Consignes:
1. Donnez tous les noms de personnes cités dans la notice sur l'exemplaire dédicacé par Verlaine, chacun une seule fois.
2. Recopiez la notice sur l'exemplaire dédicacé par Verlaine depuis « COLLATION : 3 ff. blancs, faux-titre, titre, épigraphe » jusqu'à « de sympathique confraternité. » inclus.
3. Selon la notice sur l'exemplaire dédicacé par Verlaine, combien d'exemplaires ont été tirés sur papier vélin ?

Texte à lire:

Paris, Alphonse Lemerre, 186-

L’UN DES PLUS BEAUX EXEMPLAIRES DE POÉSIE QUE L’ON PUISSE IMAGINER :

ENVOI DE PAUL VERLAINE À STÉPHANE MALLARMÉ.

D’UN POÈTE MAUDIT L’AUTRE.

EXEMPLAIRE BROCHÉ

ÉDITION ORIGINALE

In-12 (181 x 115mm)
COLLATION : 3 ff. blancs, faux-titre, titre, épigraphe en vers, [1]- 163 pages, 1 p.n.ch., achevé d’imprimer
TIRAGE : un des 491 exemplaire sur papier vélin (selon Carteret)
ENVOI autographe signé, à l’encre brune :

À Monsieur Stéphane Mallarmé,
hommage de sympathique confraternité.
P. Verlaine

BROCHÉ, couverture jaune avec vignette d’Alphonse Lemerre. Chemise-étui signée de Leca
PROVENANCE : Auguste Lambiotte (1862-1920 ; Paris, 10 décembre 1976, n° 92)

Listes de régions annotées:
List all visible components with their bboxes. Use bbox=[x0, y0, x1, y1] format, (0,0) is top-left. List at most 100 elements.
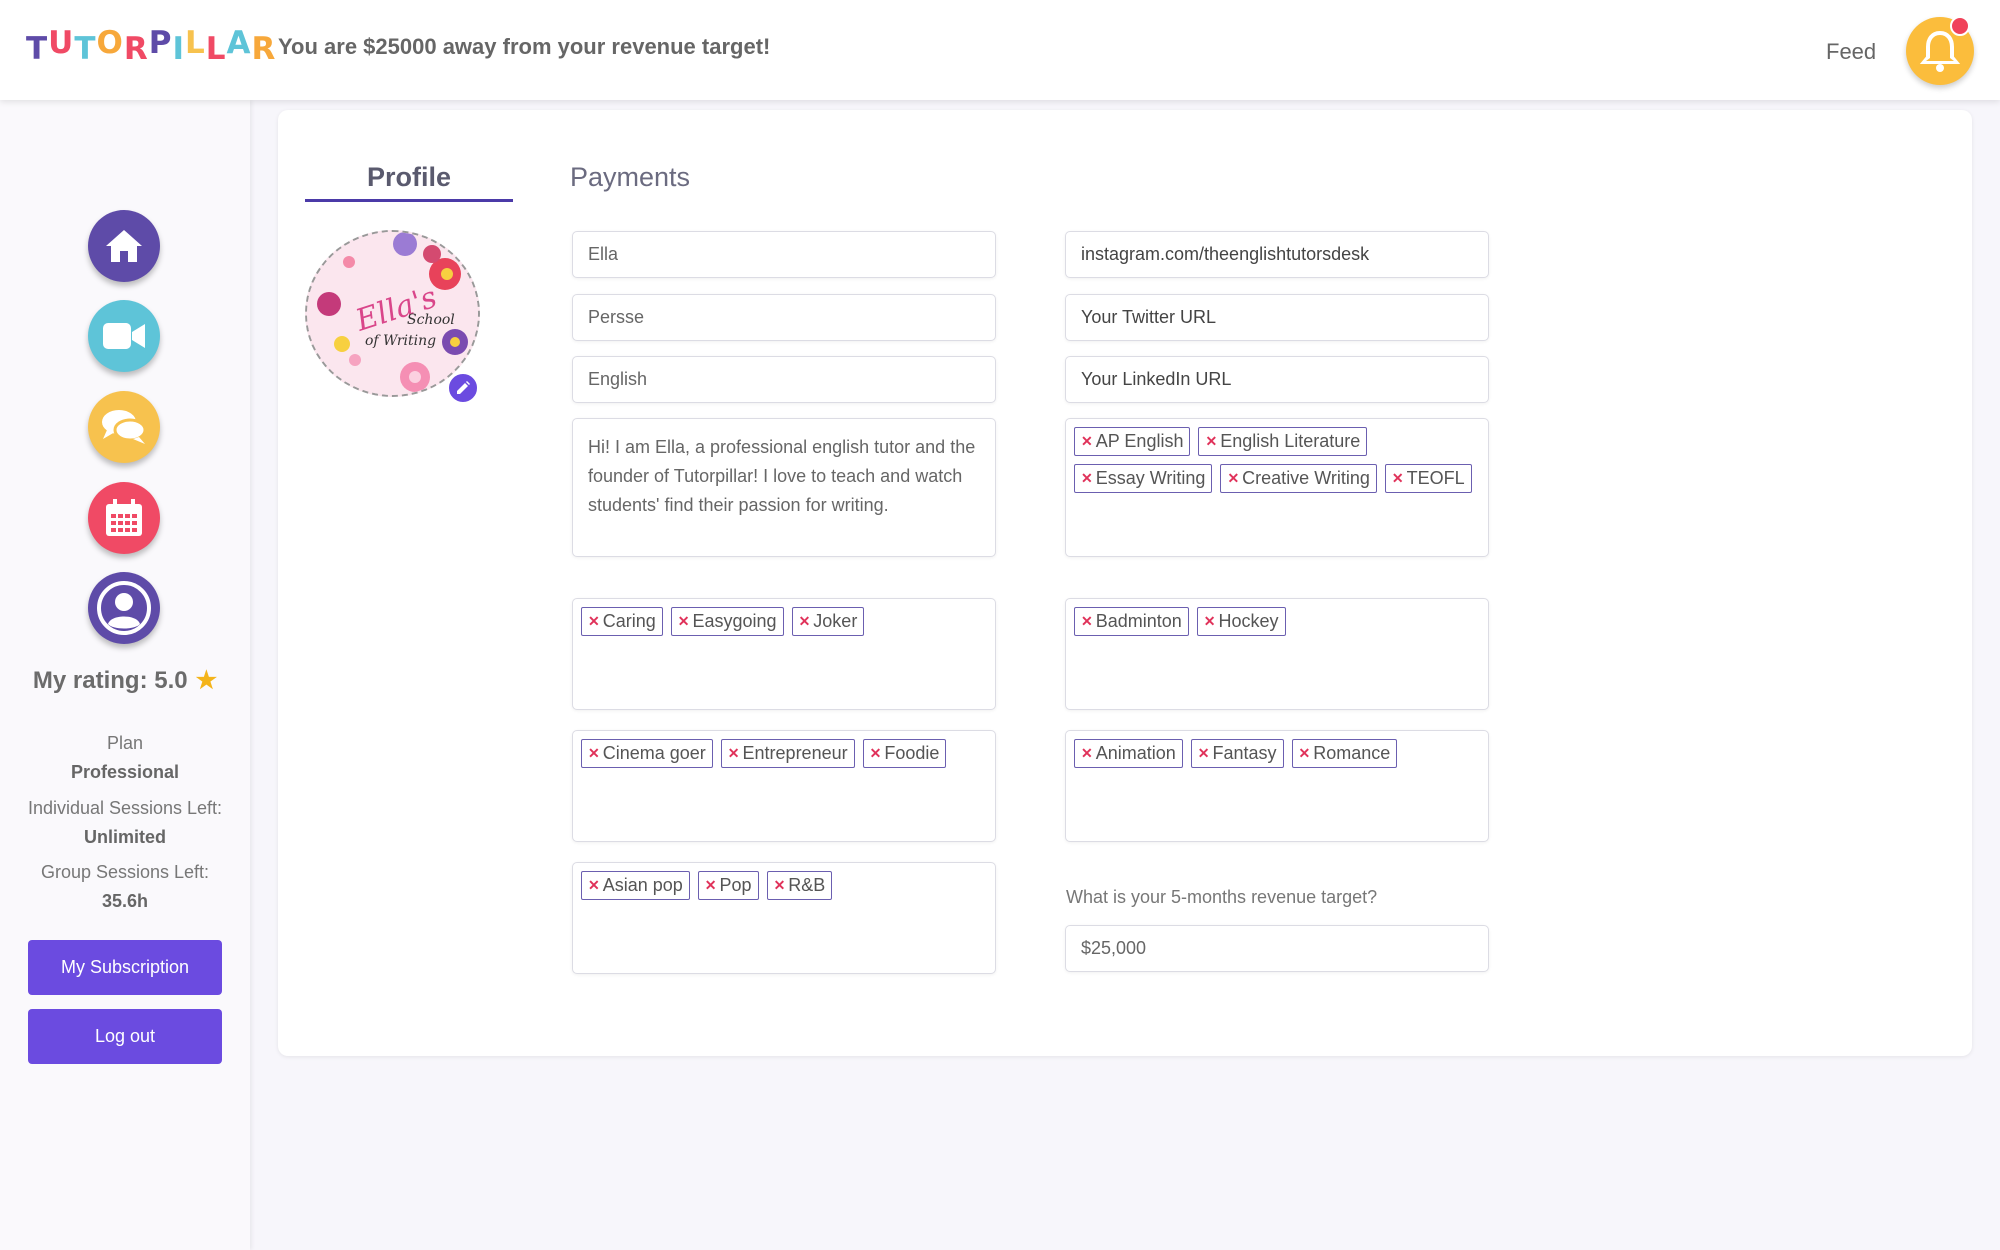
tag-chip[interactable]: ✕ English Literature bbox=[1198, 427, 1368, 456]
tag-label: TEOFL bbox=[1406, 468, 1465, 488]
plan-value: Professional bbox=[70, 762, 180, 782]
calendar-icon bbox=[106, 499, 142, 536]
tag-chip[interactable]: ✕ Caring bbox=[581, 607, 663, 636]
tag-chip[interactable]: ✕ Fantasy bbox=[1190, 739, 1284, 768]
linkedin-field[interactable]: Your LinkedIn URL bbox=[1065, 356, 1489, 403]
remove-tag-icon[interactable]: ✕ bbox=[1081, 433, 1093, 450]
active-tab-indicator bbox=[305, 199, 513, 202]
tag-label: Fantasy bbox=[1212, 743, 1277, 763]
tag-label: Entrepreneur bbox=[742, 743, 848, 763]
tag-chip[interactable]: ✕ Creative Writing bbox=[1220, 464, 1377, 493]
instagram-field[interactable]: instagram.com/theenglishtutorsdesk bbox=[1065, 231, 1489, 278]
tag-chip[interactable]: ✕ Entrepreneur bbox=[720, 739, 855, 768]
tag-label: Joker bbox=[813, 611, 858, 631]
tag-chip[interactable]: ✕ TEOFL bbox=[1384, 464, 1472, 493]
logo-letter: T bbox=[26, 31, 49, 67]
tag-chip[interactable]: ✕ Pop bbox=[697, 871, 759, 900]
logo-letter: I bbox=[172, 31, 186, 67]
remove-tag-icon[interactable]: ✕ bbox=[588, 745, 600, 762]
remove-tag-icon[interactable]: ✕ bbox=[1204, 613, 1216, 630]
tag-chip[interactable]: ✕ Animation bbox=[1074, 739, 1183, 768]
nav-video-button[interactable] bbox=[88, 300, 160, 372]
pencil-icon bbox=[457, 381, 470, 394]
avatar-text-line2: School bbox=[407, 312, 455, 328]
remove-tag-icon[interactable]: ✕ bbox=[588, 877, 600, 894]
avatar[interactable]: Ella's School of Writing bbox=[305, 230, 480, 397]
tutorpillar-logo[interactable]: TUTORPILLAR bbox=[26, 25, 277, 67]
tag-chip[interactable]: ✕ Foodie bbox=[862, 739, 947, 768]
tag-chip[interactable]: ✕ Easygoing bbox=[670, 607, 784, 636]
tab-payments[interactable]: Payments bbox=[570, 162, 690, 193]
revenue-target-field[interactable]: $25,000 bbox=[1065, 925, 1489, 972]
tag-label: Caring bbox=[602, 611, 656, 631]
feed-link[interactable]: Feed bbox=[1826, 39, 1876, 65]
remove-tag-icon[interactable]: ✕ bbox=[1392, 470, 1404, 487]
tag-chip[interactable]: ✕ AP English bbox=[1074, 427, 1191, 456]
tag-chip[interactable]: ✕ R&B bbox=[766, 871, 833, 900]
tag-chip[interactable]: ✕ Romance bbox=[1291, 739, 1398, 768]
tag-chip[interactable]: ✕ Badminton bbox=[1074, 607, 1189, 636]
remove-tag-icon[interactable]: ✕ bbox=[1205, 433, 1217, 450]
tag-chip[interactable]: ✕ Asian pop bbox=[581, 871, 690, 900]
tag-label: Badminton bbox=[1095, 611, 1182, 631]
remove-tag-icon[interactable]: ✕ bbox=[870, 745, 882, 762]
specialties-tags-field[interactable]: ✕ AP English ✕ English Literature ✕ Essay Wri… bbox=[1065, 418, 1489, 557]
remove-tag-icon[interactable]: ✕ bbox=[588, 613, 600, 630]
logo-letter: P bbox=[148, 25, 173, 61]
tag-label: AP English bbox=[1095, 431, 1184, 451]
tag-chip[interactable]: ✕ Essay Writing bbox=[1074, 464, 1213, 493]
remove-tag-icon[interactable]: ✕ bbox=[1198, 745, 1210, 762]
remove-tag-icon[interactable]: ✕ bbox=[1227, 470, 1239, 487]
individual-sessions-value: Unlimited bbox=[83, 827, 166, 847]
music-tags-field[interactable]: ✕ Asian pop ✕ Pop ✕ R&B bbox=[572, 862, 996, 974]
tag-chip[interactable]: ✕ Hockey bbox=[1196, 607, 1286, 636]
nav-chat-button[interactable] bbox=[88, 391, 160, 463]
interests-tags-field[interactable]: ✕ Cinema goer ✕ Entrepreneur ✕ Foodie bbox=[572, 730, 996, 842]
remove-tag-icon[interactable]: ✕ bbox=[1299, 745, 1311, 762]
remove-tag-icon[interactable]: ✕ bbox=[1081, 470, 1093, 487]
tag-label: Cinema goer bbox=[602, 743, 706, 763]
tab-profile[interactable]: Profile bbox=[305, 162, 513, 193]
nav-profile-button[interactable] bbox=[88, 572, 160, 644]
rating-label: My rating: 5.0 bbox=[32, 667, 188, 694]
logout-button[interactable]: Log out bbox=[28, 1009, 222, 1064]
bio-textarea[interactable]: Hi! I am Ella, a professional english tu… bbox=[572, 418, 996, 557]
tag-label: Pop bbox=[719, 875, 752, 895]
sports-tags-field[interactable]: ✕ Badminton ✕ Hockey bbox=[1065, 598, 1489, 710]
logo-letter: O bbox=[96, 25, 124, 61]
notification-dot bbox=[1950, 16, 1970, 36]
top-header: TUTORPILLAR You are $25000 away from you… bbox=[0, 0, 2000, 100]
remove-tag-icon[interactable]: ✕ bbox=[728, 745, 740, 762]
tag-label: R&B bbox=[788, 875, 826, 895]
nav-home-button[interactable] bbox=[88, 210, 160, 282]
remove-tag-icon[interactable]: ✕ bbox=[1081, 613, 1093, 630]
tag-label: Foodie bbox=[884, 743, 940, 763]
tag-label: Creative Writing bbox=[1242, 468, 1370, 488]
my-subscription-button[interactable]: My Subscription bbox=[28, 940, 222, 995]
genres-tags-field[interactable]: ✕ Animation ✕ Fantasy ✕ Romance bbox=[1065, 730, 1489, 842]
remove-tag-icon[interactable]: ✕ bbox=[1081, 745, 1093, 762]
twitter-field[interactable]: Your Twitter URL bbox=[1065, 294, 1489, 341]
nav-calendar-button[interactable] bbox=[88, 482, 160, 554]
last-name-field[interactable]: Persse bbox=[572, 294, 996, 341]
logo-letter: U bbox=[48, 25, 75, 61]
tag-chip[interactable]: ✕ Cinema goer bbox=[581, 739, 713, 768]
first-name-field[interactable]: Ella bbox=[572, 231, 996, 278]
logo-letter: T bbox=[74, 31, 97, 67]
remove-tag-icon[interactable]: ✕ bbox=[705, 877, 717, 894]
home-icon bbox=[106, 230, 142, 262]
tag-label: Romance bbox=[1313, 743, 1391, 763]
logo-letter: R bbox=[251, 31, 277, 67]
chat-icon bbox=[102, 410, 147, 444]
logo-letter: A bbox=[226, 25, 252, 61]
personality-tags-field[interactable]: ✕ Caring ✕ Easygoing ✕ Joker bbox=[572, 598, 996, 710]
remove-tag-icon[interactable]: ✕ bbox=[678, 613, 690, 630]
subject-field[interactable]: English bbox=[572, 356, 996, 403]
group-sessions-value: 35.6h bbox=[101, 891, 149, 911]
tag-label: Hockey bbox=[1218, 611, 1279, 631]
tag-chip[interactable]: ✕ Joker bbox=[791, 607, 865, 636]
edit-avatar-button[interactable] bbox=[446, 371, 480, 405]
remove-tag-icon[interactable]: ✕ bbox=[774, 877, 786, 894]
individual-sessions-label: Individual Sessions Left: bbox=[27, 798, 223, 818]
remove-tag-icon[interactable]: ✕ bbox=[799, 613, 811, 630]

Réponses par consigne:
1. Alphonse Lemerre, Paul Verlaine, Stéphane Mallarmé, Carteret, Leca, Auguste Lambiotte

2.
COLLATION : 3 ff. blancs, faux-titre, titre, épigraphe en vers, [1]- 163 pages, 1 p.n.ch., achevé d’imprimer
TIRAGE : un des 491 exemplaire sur papier vélin (selon Carteret)
ENVOI autographe signé, à l’encre brune :

À Monsieur Stéphane Mallarmé,
hommage de sympathique confraternité.

3. 491 exemplaires, selon Carteret.